▶ **Task instructions**
Gather every line below where "that" appears.

^^^^

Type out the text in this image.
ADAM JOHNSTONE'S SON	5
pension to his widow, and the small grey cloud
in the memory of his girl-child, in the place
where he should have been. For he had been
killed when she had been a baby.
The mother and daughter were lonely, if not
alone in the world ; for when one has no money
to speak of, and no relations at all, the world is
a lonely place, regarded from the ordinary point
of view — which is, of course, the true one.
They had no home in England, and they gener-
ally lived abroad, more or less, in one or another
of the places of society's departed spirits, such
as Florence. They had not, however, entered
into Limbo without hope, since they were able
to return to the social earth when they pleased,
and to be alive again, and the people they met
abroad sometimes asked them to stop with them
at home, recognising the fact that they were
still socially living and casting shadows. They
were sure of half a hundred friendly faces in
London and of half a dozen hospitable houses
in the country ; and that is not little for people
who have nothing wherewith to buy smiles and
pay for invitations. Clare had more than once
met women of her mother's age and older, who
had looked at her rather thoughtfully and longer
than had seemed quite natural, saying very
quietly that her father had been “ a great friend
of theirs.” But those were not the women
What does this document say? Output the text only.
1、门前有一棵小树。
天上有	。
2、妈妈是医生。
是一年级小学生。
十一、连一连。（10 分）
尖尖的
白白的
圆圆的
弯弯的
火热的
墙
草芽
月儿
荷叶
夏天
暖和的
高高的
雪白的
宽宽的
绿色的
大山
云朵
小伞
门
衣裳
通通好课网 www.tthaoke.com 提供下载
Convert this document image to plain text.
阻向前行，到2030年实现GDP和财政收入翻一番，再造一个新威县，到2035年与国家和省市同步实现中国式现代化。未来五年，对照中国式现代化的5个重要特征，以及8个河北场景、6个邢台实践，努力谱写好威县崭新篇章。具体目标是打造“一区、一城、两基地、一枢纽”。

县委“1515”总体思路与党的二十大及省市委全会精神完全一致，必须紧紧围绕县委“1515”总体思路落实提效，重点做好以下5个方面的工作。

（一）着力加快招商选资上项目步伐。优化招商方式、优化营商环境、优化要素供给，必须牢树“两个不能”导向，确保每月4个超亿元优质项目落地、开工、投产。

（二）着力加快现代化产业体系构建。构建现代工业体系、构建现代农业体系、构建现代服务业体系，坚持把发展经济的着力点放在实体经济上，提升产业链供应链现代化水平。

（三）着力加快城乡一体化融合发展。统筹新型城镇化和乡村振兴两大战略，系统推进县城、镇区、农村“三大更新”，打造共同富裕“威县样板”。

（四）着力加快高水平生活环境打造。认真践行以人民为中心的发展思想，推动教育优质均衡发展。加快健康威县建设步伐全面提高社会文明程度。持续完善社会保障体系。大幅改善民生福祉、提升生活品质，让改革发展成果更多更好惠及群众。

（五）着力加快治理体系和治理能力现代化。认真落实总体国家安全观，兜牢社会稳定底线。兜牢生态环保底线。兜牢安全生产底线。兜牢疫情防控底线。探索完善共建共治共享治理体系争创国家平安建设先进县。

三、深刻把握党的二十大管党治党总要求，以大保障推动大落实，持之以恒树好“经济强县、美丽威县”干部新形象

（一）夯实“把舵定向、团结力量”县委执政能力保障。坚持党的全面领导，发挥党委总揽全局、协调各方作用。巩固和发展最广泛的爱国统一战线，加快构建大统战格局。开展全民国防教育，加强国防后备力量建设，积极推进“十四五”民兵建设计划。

^^^^

▶ **Correct response**
at home, recognising the fact that they were
in the country ; and that is not little for people
quietly that her father had been “ a great friend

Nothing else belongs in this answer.